What you need to do
Find the lines that hold the word "приостановления" and return them.

Data for the task
Begin
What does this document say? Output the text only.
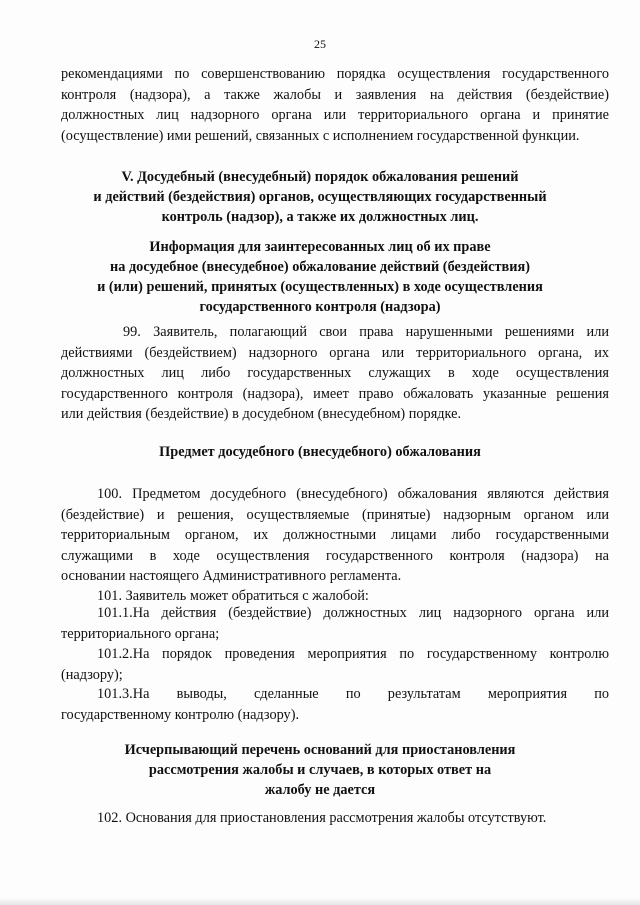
25
рекомендациями по совершенствованию порядка осуществления государственного
контроля (надзора), а также жалобы и заявления на действия (бездействие)
должностных лиц надзорного органа или территориального органа и принятие
(осуществление) ими решений, связанных с исполнением государственной функции.
V. Досудебный (внесудебный) порядок обжалования решений
и действий (бездействия) органов, осуществляющих государственный
контроль (надзор), а также их должностных лиц.
Информация для заинтересованных лиц об их праве
на досудебное (внесудебное) обжалование действий (бездействия)
и (или) решений, принятых (осуществленных) в ходе осуществления
государственного контроля (надзора)
99. Заявитель, полагающий свои права нарушенными решениями или
действиями (бездействием) надзорного органа или территориального органа, их
должностных лиц либо государственных служащих в ходе осуществления
государственного контроля (надзора), имеет право обжаловать указанные решения
или действия (бездействие) в досудебном (внесудебном) порядке.
Предмет досудебного (внесудебного) обжалования
100. Предметом досудебного (внесудебного) обжалования являются действия
(бездействие) и решения, осуществляемые (принятые) надзорным органом или
территориальным органом, их должностными лицами либо государственными
служащими в ходе осуществления государственного контроля (надзора) на
основании настоящего Административного регламента.
101. Заявитель может обратиться с жалобой:
101.1.На действия (бездействие) должностных лиц надзорного органа или
территориального органа;
101.2.На порядок проведения мероприятия по государственному контролю
(надзору);
101.3.На выводы, сделанные по результатам мероприятия по
государственному контролю (надзору).
Исчерпывающий перечень оснований для приостановления
рассмотрения жалобы и случаев, в которых ответ на
жалобу не дается
102. Основания для приостановления рассмотрения жалобы отсутствуют.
End
Solved exercise
Исчерпывающий перечень оснований для приостановления
102. Основания для приостановления рассмотрения жалобы отсутствуют.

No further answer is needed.